Data extracted from a collection:
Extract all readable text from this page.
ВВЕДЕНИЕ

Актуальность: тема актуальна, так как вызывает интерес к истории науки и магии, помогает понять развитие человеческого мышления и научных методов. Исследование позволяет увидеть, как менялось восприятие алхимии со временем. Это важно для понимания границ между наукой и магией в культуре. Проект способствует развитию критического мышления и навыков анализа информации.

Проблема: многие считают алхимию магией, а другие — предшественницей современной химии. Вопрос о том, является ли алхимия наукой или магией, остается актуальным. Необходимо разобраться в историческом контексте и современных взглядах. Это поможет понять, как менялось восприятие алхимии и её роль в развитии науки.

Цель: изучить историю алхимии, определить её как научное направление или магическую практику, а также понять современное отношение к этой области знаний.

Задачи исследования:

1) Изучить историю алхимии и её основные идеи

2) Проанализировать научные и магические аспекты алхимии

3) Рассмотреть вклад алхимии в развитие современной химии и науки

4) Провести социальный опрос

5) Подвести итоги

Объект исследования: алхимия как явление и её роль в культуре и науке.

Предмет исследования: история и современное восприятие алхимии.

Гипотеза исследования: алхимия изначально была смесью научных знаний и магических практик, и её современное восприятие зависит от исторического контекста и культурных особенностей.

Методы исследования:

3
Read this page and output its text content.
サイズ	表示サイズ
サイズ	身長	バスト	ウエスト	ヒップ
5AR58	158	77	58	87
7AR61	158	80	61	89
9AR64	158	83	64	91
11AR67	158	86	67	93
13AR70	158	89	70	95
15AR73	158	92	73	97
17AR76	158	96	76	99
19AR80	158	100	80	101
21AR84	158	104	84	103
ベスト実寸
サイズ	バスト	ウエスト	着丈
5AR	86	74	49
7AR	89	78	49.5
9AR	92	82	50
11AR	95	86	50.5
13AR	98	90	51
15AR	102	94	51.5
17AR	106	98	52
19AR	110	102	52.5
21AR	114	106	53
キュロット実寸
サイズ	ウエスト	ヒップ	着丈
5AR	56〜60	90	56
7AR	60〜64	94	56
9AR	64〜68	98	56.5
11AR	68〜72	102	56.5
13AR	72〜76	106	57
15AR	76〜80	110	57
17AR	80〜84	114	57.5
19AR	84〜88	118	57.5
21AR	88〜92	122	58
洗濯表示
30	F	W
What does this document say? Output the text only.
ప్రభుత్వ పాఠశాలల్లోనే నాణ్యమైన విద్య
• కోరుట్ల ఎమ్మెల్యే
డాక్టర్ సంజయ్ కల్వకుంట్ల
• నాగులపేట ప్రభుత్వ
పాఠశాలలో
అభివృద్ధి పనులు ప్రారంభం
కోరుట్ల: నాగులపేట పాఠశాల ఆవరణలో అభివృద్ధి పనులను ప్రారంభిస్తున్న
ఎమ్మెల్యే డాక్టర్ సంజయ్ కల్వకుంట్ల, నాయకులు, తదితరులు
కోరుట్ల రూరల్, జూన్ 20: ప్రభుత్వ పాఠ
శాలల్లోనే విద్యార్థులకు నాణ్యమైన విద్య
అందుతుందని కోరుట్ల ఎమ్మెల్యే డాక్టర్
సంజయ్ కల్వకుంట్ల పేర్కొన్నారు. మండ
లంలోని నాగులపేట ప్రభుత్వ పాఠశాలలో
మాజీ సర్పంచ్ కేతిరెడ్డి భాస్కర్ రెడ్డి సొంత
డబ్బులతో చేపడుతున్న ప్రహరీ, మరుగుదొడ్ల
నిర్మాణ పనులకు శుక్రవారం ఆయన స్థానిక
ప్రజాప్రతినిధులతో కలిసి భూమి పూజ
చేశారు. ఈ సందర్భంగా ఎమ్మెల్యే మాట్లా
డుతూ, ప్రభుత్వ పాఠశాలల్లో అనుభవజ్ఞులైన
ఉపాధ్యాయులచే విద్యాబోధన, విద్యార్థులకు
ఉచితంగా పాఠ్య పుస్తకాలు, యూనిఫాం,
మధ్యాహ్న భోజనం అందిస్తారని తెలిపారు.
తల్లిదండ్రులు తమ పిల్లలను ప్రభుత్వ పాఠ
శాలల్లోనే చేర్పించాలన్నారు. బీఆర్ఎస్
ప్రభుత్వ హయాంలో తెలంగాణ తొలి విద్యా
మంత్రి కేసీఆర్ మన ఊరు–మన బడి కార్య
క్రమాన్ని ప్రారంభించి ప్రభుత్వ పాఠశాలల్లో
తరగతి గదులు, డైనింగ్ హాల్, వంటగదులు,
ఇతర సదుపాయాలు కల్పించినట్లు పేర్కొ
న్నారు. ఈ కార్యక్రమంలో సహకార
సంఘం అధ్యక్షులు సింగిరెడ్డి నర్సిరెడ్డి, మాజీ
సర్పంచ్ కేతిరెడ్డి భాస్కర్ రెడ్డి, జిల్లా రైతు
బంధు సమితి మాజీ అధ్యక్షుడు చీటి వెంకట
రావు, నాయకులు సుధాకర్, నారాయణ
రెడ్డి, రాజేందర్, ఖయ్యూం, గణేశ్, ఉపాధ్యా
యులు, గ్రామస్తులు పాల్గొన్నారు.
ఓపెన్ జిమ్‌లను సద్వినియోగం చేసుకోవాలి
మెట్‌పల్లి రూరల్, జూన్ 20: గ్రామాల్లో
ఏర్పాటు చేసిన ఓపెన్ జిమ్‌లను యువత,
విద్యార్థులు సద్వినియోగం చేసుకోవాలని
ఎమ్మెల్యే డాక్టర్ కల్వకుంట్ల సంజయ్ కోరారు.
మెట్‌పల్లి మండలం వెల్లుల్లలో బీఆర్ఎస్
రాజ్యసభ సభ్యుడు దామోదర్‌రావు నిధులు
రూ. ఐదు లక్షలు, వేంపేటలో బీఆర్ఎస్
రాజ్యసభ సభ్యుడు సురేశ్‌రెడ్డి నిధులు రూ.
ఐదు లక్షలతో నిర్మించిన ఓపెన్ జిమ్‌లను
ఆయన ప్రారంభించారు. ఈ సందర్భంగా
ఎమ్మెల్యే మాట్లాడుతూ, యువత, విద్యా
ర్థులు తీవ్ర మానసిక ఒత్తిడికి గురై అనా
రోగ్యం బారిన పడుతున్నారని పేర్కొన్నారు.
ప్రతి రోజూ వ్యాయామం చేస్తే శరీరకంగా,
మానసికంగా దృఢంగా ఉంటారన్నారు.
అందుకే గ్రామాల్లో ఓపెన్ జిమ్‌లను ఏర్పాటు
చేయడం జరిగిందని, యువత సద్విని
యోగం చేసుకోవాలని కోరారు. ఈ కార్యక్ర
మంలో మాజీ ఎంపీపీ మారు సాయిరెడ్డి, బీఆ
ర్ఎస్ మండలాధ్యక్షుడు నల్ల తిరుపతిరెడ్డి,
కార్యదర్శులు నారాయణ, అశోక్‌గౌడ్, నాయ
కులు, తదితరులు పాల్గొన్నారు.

> **Aim of the exercise**:
Transcribe the whole listing exactly.

> **Exercise output**:
Extract all readable text from this page.
ВВЕДЕНИЕ

Актуальность: тема актуальна, так как вызывает интерес к истории науки и магии, помогает понять развитие человеческого мышления и научных методов. Исследование позволяет увидеть, как менялось восприятие алхимии со временем. Это важно для понимания границ между наукой и магией в культуре. Проект способствует развитию критического мышления и навыков анализа информации.

Проблема: многие считают алхимию магией, а другие — предшественницей современной химии. Вопрос о том, является ли алхимия наукой или магией, остается актуальным. Необходимо разобраться в историческом контексте и современных взглядах. Это поможет понять, как менялось восприятие алхимии и её роль в развитии науки.

Цель: изучить историю алхимии, определить её как научное направление или магическую практику, а также понять современное отношение к этой области знаний.

Задачи исследования:

1) Изучить историю алхимии и её основные идеи

2) Проанализировать научные и магические аспекты алхимии

3) Рассмотреть вклад алхимии в развитие современной химии и науки

4) Провести социальный опрос

5) Подвести итоги

Объект исследования: алхимия как явление и её роль в культуре и науке.

Предмет исследования: история и современное восприятие алхимии.

Гипотеза исследования: алхимия изначально была смесью научных знаний и магических практик, и её современное восприятие зависит от исторического контекста и культурных особенностей.

Методы исследования:

3
Read this page and output its text content.
サイズ	表示サイズ
サイズ	身長	バスト	ウエスト	ヒップ
5AR58	158	77	58	87
7AR61	158	80	61	89
9AR64	158	83	64	91
11AR67	158	86	67	93
13AR70	158	89	70	95
15AR73	158	92	73	97
17AR76	158	96	76	99
19AR80	158	100	80	101
21AR84	158	104	84	103
ベスト実寸
サイズ	バスト	ウエスト	着丈
5AR	86	74	49
7AR	89	78	49.5
9AR	92	82	50
11AR	95	86	50.5
13AR	98	90	51
15AR	102	94	51.5
17AR	106	98	52
19AR	110	102	52.5
21AR	114	106	53
キュロット実寸
サイズ	ウエスト	ヒップ	着丈
5AR	56〜60	90	56
7AR	60〜64	94	56
9AR	64〜68	98	56.5
11AR	68〜72	102	56.5
13AR	72〜76	106	57
15AR	76〜80	110	57
17AR	80〜84	114	57.5
19AR	84〜88	118	57.5
21AR	88〜92	122	58
洗濯表示
30	F	W
What does this document say? Output the text only.
ప్రభుత్వ పాఠశాలల్లోనే నాణ్యమైన విద్య
• కోరుట్ల ఎమ్మెల్యే
డాక్టర్ సంజయ్ కల్వకుంట్ల
• నాగులపేట ప్రభుత్వ
పాఠశాలలో
అభివృద్ధి పనులు ప్రారంభం
కోరుట్ల: నాగులపేట పాఠశాల ఆవరణలో అభివృద్ధి పనులను ప్రారంభిస్తున్న
ఎమ్మెల్యే డాక్టర్ సంజయ్ కల్వకుంట్ల, నాయకులు, తదితరులు
కోరుట్ల రూరల్, జూన్ 20: ప్రభుత్వ పాఠ
శాలల్లోనే విద్యార్థులకు నాణ్యమైన విద్య
అందుతుందని కోరుట్ల ఎమ్మెల్యే డాక్టర్
సంజయ్ కల్వకుంట్ల పేర్కొన్నారు. మండ
లంలోని నాగులపేట ప్రభుత్వ పాఠశాలలో
మాజీ సర్పంచ్ కేతిరెడ్డి భాస్కర్ రెడ్డి సొంత
డబ్బులతో చేపడుతున్న ప్రహరీ, మరుగుదొడ్ల
నిర్మాణ పనులకు శుక్రవారం ఆయన స్థానిక
ప్రజాప్రతినిధులతో కలిసి భూమి పూజ
చేశారు. ఈ సందర్భంగా ఎమ్మెల్యే మాట్లా
డుతూ, ప్రభుత్వ పాఠశాలల్లో అనుభవజ్ఞులైన
ఉపాధ్యాయులచే విద్యాబోధన, విద్యార్థులకు
ఉచితంగా పాఠ్య పుస్తకాలు, యూనిఫాం,
మధ్యాహ్న భోజనం అందిస్తారని తెలిపారు.
తల్లిదండ్రులు తమ పిల్లలను ప్రభుత్వ పాఠ
శాలల్లోనే చేర్పించాలన్నారు. బీఆర్ఎస్
ప్రభుత్వ హయాంలో తెలంగాణ తొలి విద్యా
మంత్రి కేసీఆర్ మన ఊరు–మన బడి కార్య
క్రమాన్ని ప్రారంభించి ప్రభుత్వ పాఠశాలల్లో
తరగతి గదులు, డైనింగ్ హాల్, వంటగదులు,
ఇతర సదుపాయాలు కల్పించినట్లు పేర్కొ
న్నారు. ఈ కార్యక్రమంలో సహకార
సంఘం అధ్యక్షులు సింగిరెడ్డి నర్సిరెడ్డి, మాజీ
సర్పంచ్ కేతిరెడ్డి భాస్కర్ రెడ్డి, జిల్లా రైతు
బంధు సమితి మాజీ అధ్యక్షుడు చీటి వెంకట
రావు, నాయకులు సుధాకర్, నారాయణ
రెడ్డి, రాజేందర్, ఖయ్యూం, గణేశ్, ఉపాధ్యా
యులు, గ్రామస్తులు పాల్గొన్నారు.
ఓపెన్ జిమ్‌లను సద్వినియోగం చేసుకోవాలి
మెట్‌పల్లి రూరల్, జూన్ 20: గ్రామాల్లో
ఏర్పాటు చేసిన ఓపెన్ జిమ్‌లను యువత,
విద్యార్థులు సద్వినియోగం చేసుకోవాలని
ఎమ్మెల్యే డాక్టర్ కల్వకుంట్ల సంజయ్ కోరారు.
మెట్‌పల్లి మండలం వెల్లుల్లలో బీఆర్ఎస్
రాజ్యసభ సభ్యుడు దామోదర్‌రావు నిధులు
రూ. ఐదు లక్షలు, వేంపేటలో బీఆర్ఎస్
రాజ్యసభ సభ్యుడు సురేశ్‌రెడ్డి నిధులు రూ.
ఐదు లక్షలతో నిర్మించిన ఓపెన్ జిమ్‌లను
ఆయన ప్రారంభించారు. ఈ సందర్భంగా
ఎమ్మెల్యే మాట్లాడుతూ, యువత, విద్యా
ర్థులు తీవ్ర మానసిక ఒత్తిడికి గురై అనా
రోగ్యం బారిన పడుతున్నారని పేర్కొన్నారు.
ప్రతి రోజూ వ్యాయామం చేస్తే శరీరకంగా,
మానసికంగా దృఢంగా ఉంటారన్నారు.
అందుకే గ్రామాల్లో ఓపెన్ జిమ్‌లను ఏర్పాటు
చేయడం జరిగిందని, యువత సద్విని
యోగం చేసుకోవాలని కోరారు. ఈ కార్యక్ర
మంలో మాజీ ఎంపీపీ మారు సాయిరెడ్డి, బీఆ
ర్ఎస్ మండలాధ్యక్షుడు నల్ల తిరుపతిరెడ్డి,
కార్యదర్శులు నారాయణ, అశోక్‌గౌడ్, నాయ
కులు, తదితరులు పాల్గొన్నారు.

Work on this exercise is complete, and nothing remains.